### EXERCISE TASK
Can you reproduce the data beneath, keeping every line exact?

--- DATA LISTING ---

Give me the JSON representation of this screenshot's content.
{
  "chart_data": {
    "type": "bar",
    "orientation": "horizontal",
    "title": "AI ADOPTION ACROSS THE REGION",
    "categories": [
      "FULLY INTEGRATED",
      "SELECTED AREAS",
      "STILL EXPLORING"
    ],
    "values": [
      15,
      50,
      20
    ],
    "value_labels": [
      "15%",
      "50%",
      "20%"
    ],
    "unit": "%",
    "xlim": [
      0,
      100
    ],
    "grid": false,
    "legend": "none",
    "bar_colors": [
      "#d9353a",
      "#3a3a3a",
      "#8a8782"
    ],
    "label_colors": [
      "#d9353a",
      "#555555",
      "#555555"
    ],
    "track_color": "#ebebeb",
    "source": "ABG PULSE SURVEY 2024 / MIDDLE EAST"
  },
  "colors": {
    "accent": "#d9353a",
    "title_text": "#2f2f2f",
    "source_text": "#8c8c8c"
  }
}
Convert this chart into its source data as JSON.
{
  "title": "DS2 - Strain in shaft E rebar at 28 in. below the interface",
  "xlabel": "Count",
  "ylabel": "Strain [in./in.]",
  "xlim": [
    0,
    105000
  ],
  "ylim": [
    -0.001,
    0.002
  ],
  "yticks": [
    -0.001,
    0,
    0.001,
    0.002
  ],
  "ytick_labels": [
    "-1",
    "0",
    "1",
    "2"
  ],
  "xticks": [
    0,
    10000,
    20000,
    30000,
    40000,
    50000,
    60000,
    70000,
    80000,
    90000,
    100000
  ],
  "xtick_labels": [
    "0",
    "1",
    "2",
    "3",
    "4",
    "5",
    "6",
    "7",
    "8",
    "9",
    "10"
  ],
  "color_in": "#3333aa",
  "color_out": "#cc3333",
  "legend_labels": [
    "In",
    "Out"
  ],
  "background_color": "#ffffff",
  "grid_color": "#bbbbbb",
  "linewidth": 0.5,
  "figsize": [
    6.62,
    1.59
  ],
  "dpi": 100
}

---

### EXERCISE OUTPUT
Give me the JSON representation of this screenshot's content.
{
  "chart_data": {
    "type": "bar",
    "orientation": "horizontal",
    "title": "AI ADOPTION ACROSS THE REGION",
    "categories": [
      "FULLY INTEGRATED",
      "SELECTED AREAS",
      "STILL EXPLORING"
    ],
    "values": [
      15,
      50,
      20
    ],
    "value_labels": [
      "15%",
      "50%",
      "20%"
    ],
    "unit": "%",
    "xlim": [
      0,
      100
    ],
    "grid": false,
    "legend": "none",
    "bar_colors": [
      "#d9353a",
      "#3a3a3a",
      "#8a8782"
    ],
    "label_colors": [
      "#d9353a",
      "#555555",
      "#555555"
    ],
    "track_color": "#ebebeb",
    "source": "ABG PULSE SURVEY 2024 / MIDDLE EAST"
  },
  "colors": {
    "accent": "#d9353a",
    "title_text": "#2f2f2f",
    "source_text": "#8c8c8c"
  }
}
Convert this chart into its source data as JSON.
{
  "title": "DS2 - Strain in shaft E rebar at 28 in. below the interface",
  "xlabel": "Count",
  "ylabel": "Strain [in./in.]",
  "xlim": [
    0,
    105000
  ],
  "ylim": [
    -0.001,
    0.002
  ],
  "yticks": [
    -0.001,
    0,
    0.001,
    0.002
  ],
  "ytick_labels": [
    "-1",
    "0",
    "1",
    "2"
  ],
  "xticks": [
    0,
    10000,
    20000,
    30000,
    40000,
    50000,
    60000,
    70000,
    80000,
    90000,
    100000
  ],
  "xtick_labels": [
    "0",
    "1",
    "2",
    "3",
    "4",
    "5",
    "6",
    "7",
    "8",
    "9",
    "10"
  ],
  "color_in": "#3333aa",
  "color_out": "#cc3333",
  "legend_labels": [
    "In",
    "Out"
  ],
  "background_color": "#ffffff",
  "grid_color": "#bbbbbb",
  "linewidth": 0.5,
  "figsize": [
    6.62,
    1.59
  ],
  "dpi": 100
}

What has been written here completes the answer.